Excerpt from a dataset:
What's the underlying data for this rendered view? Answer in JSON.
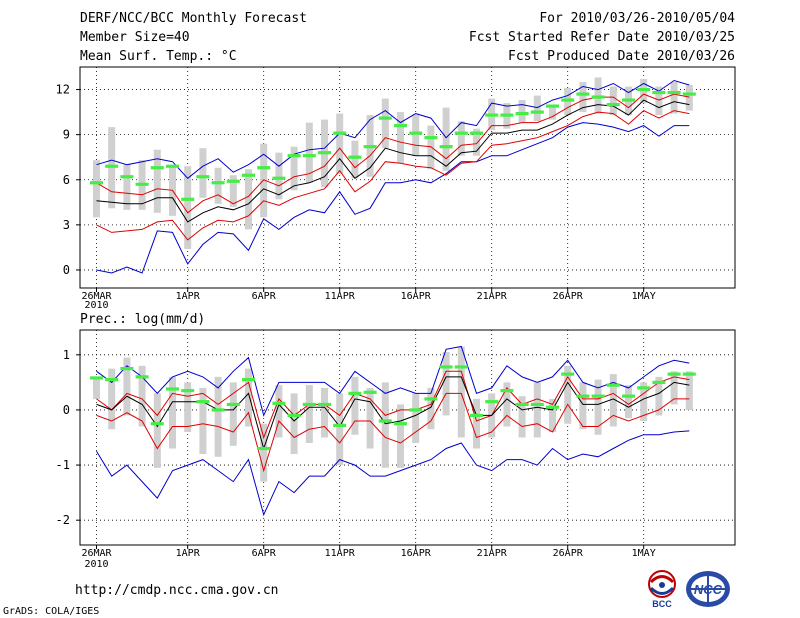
{
  "header": {
    "title": "DERF/NCC/BCC Monthly Forecast",
    "member_size": "Member Size=40",
    "variable_top": "Mean Surf. Temp.: °C",
    "period": "For 2010/03/26-2010/05/04",
    "started": "Fcst Started Refer Date 2010/03/25",
    "produced": "Fcst Produced Date 2010/03/26"
  },
  "footer": {
    "url": "http://cmdp.ncc.cma.gov.cn",
    "grads": "GrADS: COLA/IGES",
    "logo_bcc": "BCC",
    "logo_ncc": "NCC"
  },
  "colors": {
    "max_line": "#0000d0",
    "quartile_line": "#e00000",
    "mean_line": "#000000",
    "bar": "#d0d0d0",
    "median_marker": "#44ee44",
    "grid": "#000000"
  },
  "chart_data": [
    {
      "type": "line",
      "title": "Mean Surf. Temp.: °C",
      "x_tick_labels": [
        "26MAR",
        "1APR",
        "6APR",
        "11APR",
        "16APR",
        "21APR",
        "26APR",
        "1MAY"
      ],
      "x_tick_days": [
        0,
        6,
        11,
        16,
        21,
        26,
        31,
        36
      ],
      "year_label": "2010",
      "y_ticks": [
        0,
        3,
        6,
        9,
        12
      ],
      "ylim": [
        -1.2,
        13.5
      ],
      "grid": "dotted",
      "days": [
        0,
        1,
        2,
        3,
        4,
        5,
        6,
        7,
        8,
        9,
        10,
        11,
        12,
        13,
        14,
        15,
        16,
        17,
        18,
        19,
        20,
        21,
        22,
        23,
        24,
        25,
        26,
        27,
        28,
        29,
        30,
        31,
        32,
        33,
        34,
        35,
        36,
        37,
        38,
        39
      ],
      "series": [
        {
          "name": "max",
          "values": [
            7.0,
            7.3,
            7.0,
            7.2,
            7.4,
            7.2,
            6.1,
            6.9,
            7.4,
            6.5,
            7.0,
            7.7,
            6.9,
            7.7,
            8.0,
            8.1,
            9.1,
            8.8,
            10.0,
            10.6,
            9.8,
            10.4,
            10.1,
            8.8,
            9.8,
            9.6,
            11.1,
            10.9,
            11.0,
            10.8,
            11.3,
            11.6,
            12.2,
            12.0,
            12.4,
            11.8,
            12.4,
            11.9,
            12.6,
            12.3
          ]
        },
        {
          "name": "upper",
          "values": [
            5.8,
            5.2,
            5.1,
            5.0,
            5.4,
            5.3,
            3.8,
            4.6,
            5.0,
            4.4,
            4.9,
            6.0,
            5.6,
            6.2,
            6.4,
            6.9,
            8.1,
            6.8,
            7.6,
            8.8,
            8.5,
            8.3,
            8.2,
            7.4,
            8.3,
            8.4,
            9.6,
            9.6,
            9.8,
            9.8,
            10.2,
            10.8,
            11.3,
            11.5,
            11.5,
            10.8,
            11.7,
            11.3,
            11.7,
            11.5
          ]
        },
        {
          "name": "mean",
          "values": [
            4.6,
            4.5,
            4.4,
            4.4,
            4.8,
            4.8,
            3.2,
            3.8,
            4.2,
            4.0,
            4.4,
            5.4,
            5.0,
            5.6,
            5.8,
            6.2,
            7.4,
            6.1,
            6.8,
            8.1,
            7.8,
            7.6,
            7.6,
            6.9,
            7.8,
            7.9,
            9.1,
            9.1,
            9.3,
            9.3,
            9.7,
            10.3,
            10.8,
            11.0,
            10.9,
            10.3,
            11.3,
            10.8,
            11.2,
            11.0
          ]
        },
        {
          "name": "lower",
          "values": [
            3.0,
            2.5,
            2.6,
            2.7,
            3.2,
            3.3,
            2.0,
            2.8,
            3.3,
            3.2,
            3.6,
            4.6,
            4.3,
            4.8,
            5.1,
            5.4,
            6.6,
            5.2,
            5.9,
            7.2,
            7.1,
            6.9,
            6.8,
            6.3,
            7.1,
            7.2,
            8.3,
            8.4,
            8.6,
            8.8,
            9.2,
            9.6,
            10.2,
            10.5,
            10.4,
            9.7,
            10.6,
            10.1,
            10.6,
            10.4
          ]
        },
        {
          "name": "min",
          "values": [
            0.0,
            -0.2,
            0.2,
            -0.2,
            2.6,
            2.5,
            0.4,
            1.7,
            2.5,
            2.4,
            1.3,
            3.4,
            2.7,
            3.5,
            4.0,
            3.8,
            5.2,
            3.7,
            4.1,
            5.8,
            5.8,
            6.0,
            5.8,
            6.4,
            7.2,
            7.2,
            7.6,
            7.6,
            8.0,
            8.4,
            8.8,
            9.5,
            9.8,
            9.7,
            9.5,
            9.2,
            9.6,
            8.9,
            9.6,
            9.6
          ]
        },
        {
          "name": "median",
          "values": [
            5.8,
            6.9,
            6.2,
            5.7,
            6.8,
            6.9,
            4.7,
            6.2,
            5.8,
            5.9,
            6.3,
            6.8,
            6.1,
            7.6,
            7.6,
            7.8,
            9.1,
            7.5,
            8.2,
            10.1,
            9.6,
            9.1,
            8.8,
            8.2,
            9.1,
            9.1,
            10.3,
            10.3,
            10.4,
            10.5,
            10.9,
            11.3,
            11.7,
            11.5,
            11.0,
            11.3,
            12.0,
            11.8,
            11.8,
            11.7
          ]
        },
        {
          "name": "bar_top",
          "values": [
            7.3,
            9.5,
            7.0,
            7.3,
            8.0,
            7.0,
            6.9,
            8.1,
            6.8,
            6.3,
            6.7,
            8.4,
            7.8,
            8.2,
            9.8,
            10.0,
            10.4,
            8.6,
            10.3,
            11.4,
            10.5,
            10.3,
            9.6,
            10.8,
            9.9,
            9.4,
            11.4,
            11.1,
            11.3,
            11.6,
            11.0,
            12.1,
            12.5,
            12.8,
            12.2,
            12.2,
            12.7,
            12.2,
            12.5,
            12.3
          ]
        },
        {
          "name": "bar_bottom",
          "values": [
            3.5,
            4.1,
            4.0,
            4.0,
            3.8,
            3.6,
            1.4,
            4.8,
            4.4,
            4.2,
            2.7,
            3.5,
            4.7,
            5.3,
            5.8,
            5.5,
            6.4,
            6.1,
            6.2,
            8.1,
            7.1,
            7.6,
            6.7,
            6.6,
            7.6,
            7.6,
            9.3,
            9.4,
            9.8,
            9.9,
            10.0,
            10.3,
            10.5,
            10.4,
            10.3,
            10.3,
            11.1,
            10.3,
            10.4,
            10.6
          ]
        }
      ]
    },
    {
      "type": "line",
      "title": "Prec.: log(mm/d)",
      "x_tick_labels": [
        "26MAR",
        "1APR",
        "6APR",
        "11APR",
        "16APR",
        "21APR",
        "26APR",
        "1MAY"
      ],
      "x_tick_days": [
        0,
        6,
        11,
        16,
        21,
        26,
        31,
        36
      ],
      "year_label": "2010",
      "y_ticks": [
        -2,
        -1,
        0,
        1
      ],
      "ylim": [
        -2.45,
        1.45
      ],
      "grid": "dotted",
      "days": [
        0,
        1,
        2,
        3,
        4,
        5,
        6,
        7,
        8,
        9,
        10,
        11,
        12,
        13,
        14,
        15,
        16,
        17,
        18,
        19,
        20,
        21,
        22,
        23,
        24,
        25,
        26,
        27,
        28,
        29,
        30,
        31,
        32,
        33,
        34,
        35,
        36,
        37,
        38,
        39
      ],
      "series": [
        {
          "name": "max",
          "values": [
            0.7,
            0.5,
            0.8,
            0.6,
            0.3,
            0.6,
            0.7,
            0.6,
            0.4,
            0.7,
            0.95,
            -0.1,
            0.5,
            0.5,
            0.5,
            0.5,
            0.3,
            0.7,
            0.5,
            0.3,
            0.4,
            0.3,
            0.3,
            1.1,
            1.15,
            0.3,
            0.4,
            0.8,
            0.6,
            0.5,
            0.6,
            0.9,
            0.5,
            0.4,
            0.5,
            0.4,
            0.6,
            0.8,
            0.9,
            0.85
          ]
        },
        {
          "name": "upper",
          "values": [
            0.2,
            0.0,
            0.3,
            0.2,
            -0.1,
            0.3,
            0.25,
            0.3,
            0.1,
            0.3,
            0.5,
            -0.5,
            0.2,
            -0.1,
            0.1,
            0.1,
            -0.1,
            0.3,
            0.2,
            -0.1,
            0.0,
            0.0,
            0.1,
            0.7,
            0.7,
            -0.2,
            -0.1,
            0.4,
            0.1,
            0.2,
            0.1,
            0.6,
            0.2,
            0.2,
            0.3,
            0.1,
            0.3,
            0.5,
            0.6,
            0.55
          ]
        },
        {
          "name": "mean",
          "values": [
            0.1,
            0.0,
            0.25,
            0.1,
            -0.3,
            0.15,
            0.15,
            0.15,
            0.0,
            0.0,
            0.3,
            -0.7,
            0.1,
            -0.2,
            0.05,
            0.05,
            -0.3,
            0.2,
            0.15,
            -0.25,
            -0.2,
            -0.1,
            0.05,
            0.6,
            0.6,
            -0.1,
            -0.1,
            0.2,
            0.0,
            0.05,
            0.0,
            0.5,
            0.1,
            0.1,
            0.2,
            0.05,
            0.2,
            0.3,
            0.5,
            0.45
          ]
        },
        {
          "name": "lower",
          "values": [
            -0.1,
            -0.2,
            -0.05,
            -0.2,
            -0.7,
            -0.3,
            -0.3,
            -0.25,
            -0.3,
            -0.4,
            -0.05,
            -1.1,
            -0.2,
            -0.5,
            -0.35,
            -0.3,
            -0.6,
            -0.2,
            -0.2,
            -0.5,
            -0.6,
            -0.4,
            -0.2,
            0.3,
            0.3,
            -0.5,
            -0.4,
            -0.1,
            -0.3,
            -0.25,
            -0.4,
            0.1,
            -0.3,
            -0.3,
            -0.1,
            -0.2,
            -0.1,
            0.0,
            0.2,
            0.2
          ]
        },
        {
          "name": "min",
          "values": [
            -0.75,
            -1.2,
            -1.0,
            -1.3,
            -1.6,
            -1.1,
            -1.0,
            -0.9,
            -1.1,
            -1.3,
            -0.9,
            -1.9,
            -1.3,
            -1.5,
            -1.2,
            -1.2,
            -0.9,
            -1.0,
            -1.2,
            -1.2,
            -1.1,
            -1.0,
            -0.9,
            -0.7,
            -0.6,
            -1.0,
            -1.1,
            -0.9,
            -0.9,
            -1.0,
            -0.7,
            -0.9,
            -0.8,
            -0.85,
            -0.7,
            -0.55,
            -0.45,
            -0.45,
            -0.4,
            -0.38
          ]
        },
        {
          "name": "median",
          "values": [
            0.58,
            0.55,
            0.75,
            0.6,
            -0.25,
            0.38,
            0.35,
            0.15,
            0.0,
            0.1,
            0.55,
            -0.7,
            0.12,
            -0.1,
            0.1,
            0.1,
            -0.28,
            0.3,
            0.32,
            -0.2,
            -0.25,
            0.0,
            0.2,
            0.78,
            0.78,
            -0.1,
            0.15,
            0.35,
            0.1,
            0.1,
            0.05,
            0.65,
            0.25,
            0.25,
            0.45,
            0.25,
            0.4,
            0.5,
            0.65,
            0.65
          ]
        },
        {
          "name": "bar_top",
          "values": [
            0.6,
            0.75,
            0.95,
            0.8,
            0.3,
            0.6,
            0.5,
            0.4,
            0.6,
            0.5,
            0.75,
            -0.25,
            0.45,
            0.3,
            0.45,
            0.4,
            0.3,
            0.6,
            0.4,
            0.5,
            0.1,
            0.3,
            0.4,
            1.05,
            1.15,
            0.2,
            0.3,
            0.5,
            0.25,
            0.5,
            0.2,
            0.8,
            0.5,
            0.55,
            0.65,
            0.45,
            0.5,
            0.6,
            0.7,
            0.7
          ]
        },
        {
          "name": "bar_bottom",
          "values": [
            0.2,
            -0.35,
            -0.1,
            -0.3,
            -1.05,
            -0.7,
            -0.4,
            -0.8,
            -0.85,
            -0.65,
            -0.3,
            -1.3,
            -0.5,
            -0.8,
            -0.6,
            -0.5,
            -1.0,
            -0.45,
            -0.7,
            -1.05,
            -1.05,
            -0.6,
            -0.35,
            -0.1,
            -0.5,
            -0.7,
            -0.5,
            -0.3,
            -0.5,
            -0.5,
            -0.4,
            -0.25,
            -0.35,
            -0.45,
            -0.3,
            -0.15,
            -0.2,
            -0.1,
            0.1,
            0.0
          ]
        }
      ]
    }
  ]
}
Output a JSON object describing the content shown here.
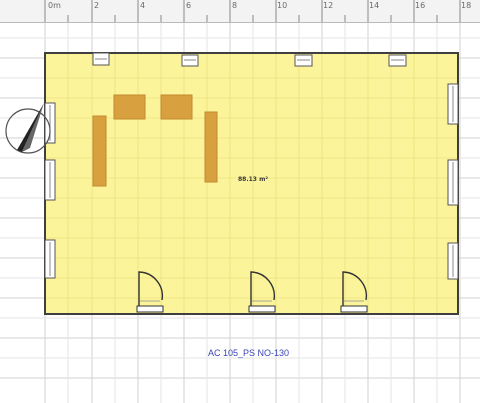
{
  "ruler": {
    "ticks": [
      "0m",
      "2",
      "4",
      "6",
      "8",
      "10",
      "12",
      "14",
      "16",
      "18"
    ]
  },
  "room": {
    "area_label": "88.13 m²",
    "fill_color": "#fbf49a",
    "wall_color": "#3f3f3f"
  },
  "caption": "AC 105_PS NO-130",
  "colors": {
    "grid": "#cfcfcf",
    "furniture": "#d9a040",
    "caption": "#3a45b5"
  },
  "icons": [
    "north-arrow-icon",
    "window-icon",
    "door-icon",
    "table-icon"
  ]
}
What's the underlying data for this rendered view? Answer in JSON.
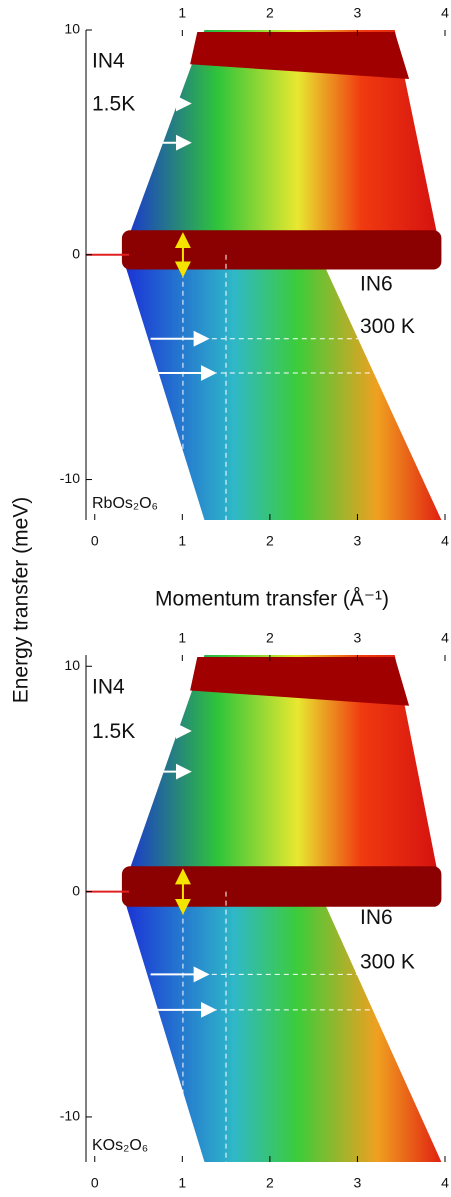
{
  "chart_data": [
    {
      "type": "heatmap",
      "ylabel": "Energy transfer (meV)",
      "xlabel": "Momentum transfer (Å⁻¹)",
      "xlim": [
        -0.1,
        4
      ],
      "xticks": [
        0,
        1,
        2,
        3,
        4
      ],
      "x2ticks": [
        1,
        2,
        3,
        4
      ],
      "ylim": [
        -11.8,
        10
      ],
      "yticks": [
        10,
        0,
        -10
      ],
      "labels": [
        "IN4",
        "1.5K",
        "IN6",
        "300 K"
      ],
      "sample": "RbOs₂O₆"
    },
    {
      "type": "heatmap",
      "xlim": [
        -0.1,
        4
      ],
      "xticks": [
        0,
        1,
        2,
        3,
        4
      ],
      "x2ticks": [
        1,
        2,
        3,
        4
      ],
      "ylim": [
        -12,
        10.5
      ],
      "yticks": [
        10,
        0,
        -10
      ],
      "labels": [
        "IN4",
        "1.5K",
        "IN6",
        "300 K"
      ],
      "sample": "KOs₂O₆"
    }
  ]
}
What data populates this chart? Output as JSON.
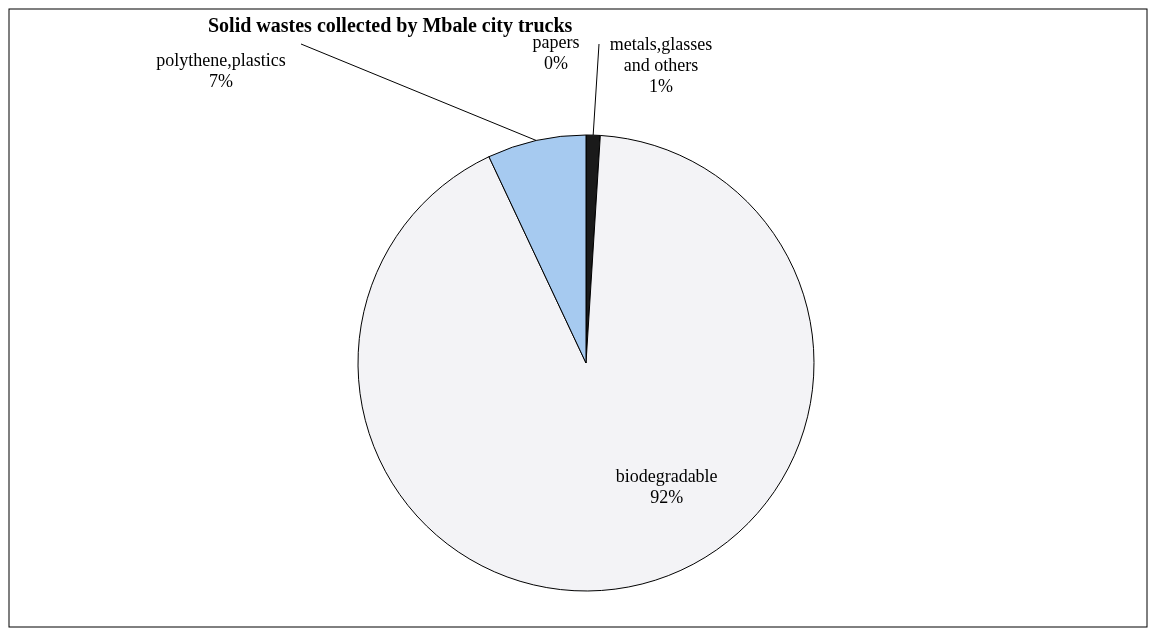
{
  "chart_data": {
    "type": "pie",
    "title": "Solid wastes collected by Mbale city trucks",
    "categories": [
      "papers",
      "metals,glasses and others",
      "biodegradable",
      "polythene,plastics"
    ],
    "values": [
      0,
      1,
      92,
      7
    ],
    "colors": [
      "#ffffff",
      "#1a1a1a",
      "#f3f3f6",
      "#a6caf0"
    ],
    "value_labels": [
      "0%",
      "1%",
      "92%",
      "7%"
    ]
  }
}
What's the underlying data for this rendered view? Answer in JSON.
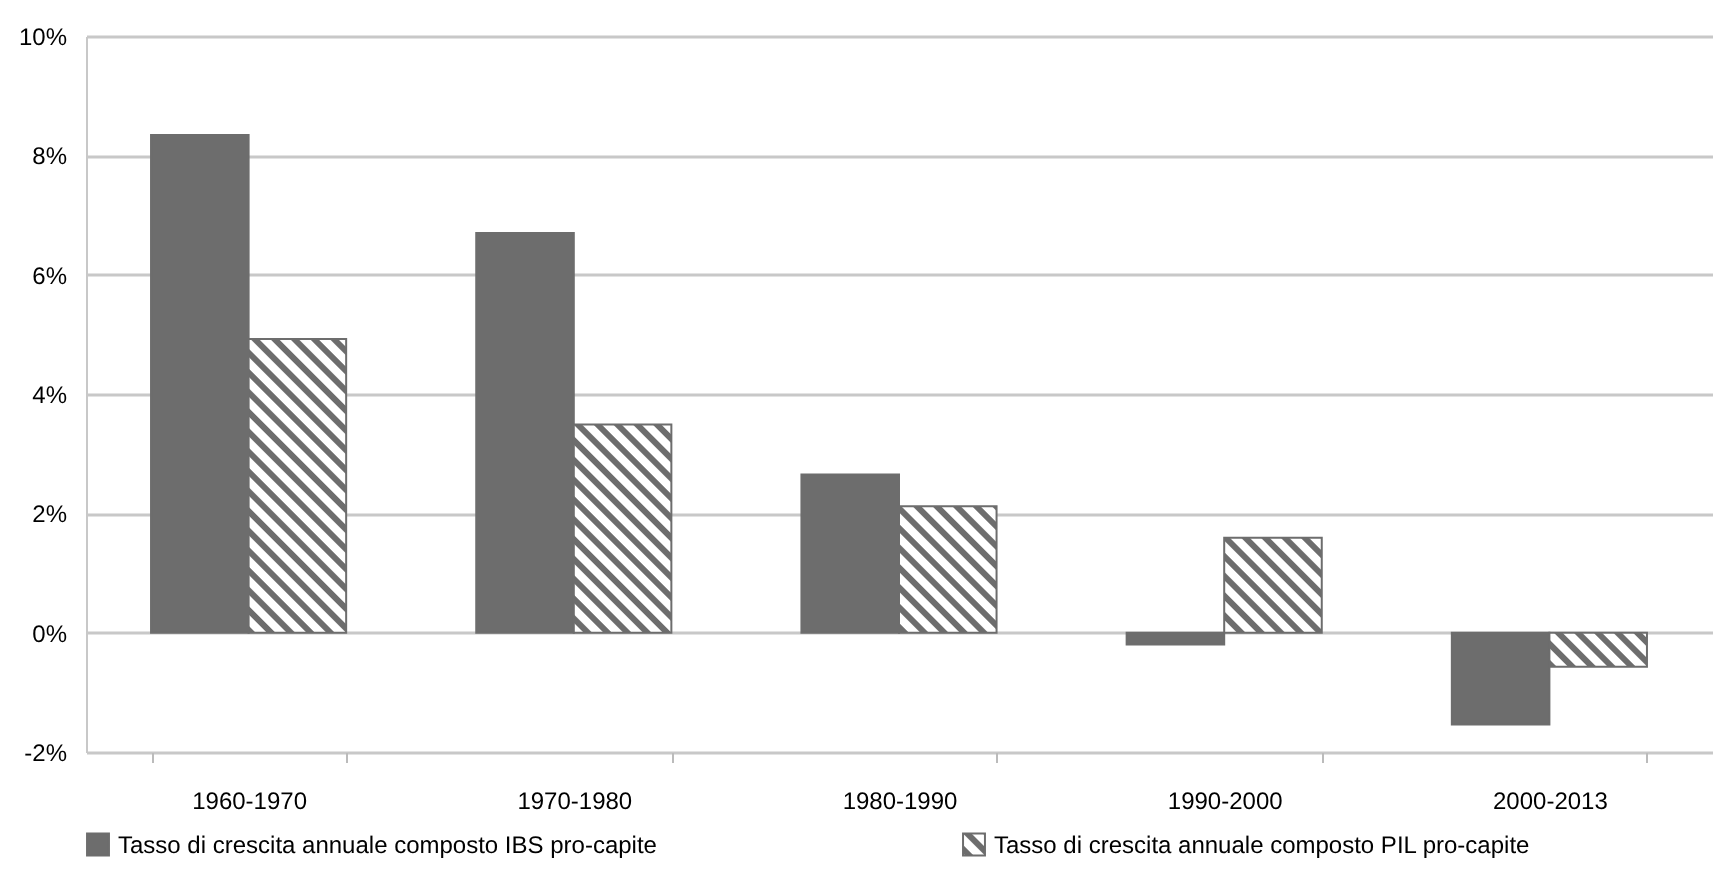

- TASK GOAL: In the records above, find the lines containing "caption" and copy them.

- TASK OUTPUT:
  "caption": "AC 105_PS NO-130",
    "caption": "#3a45b5"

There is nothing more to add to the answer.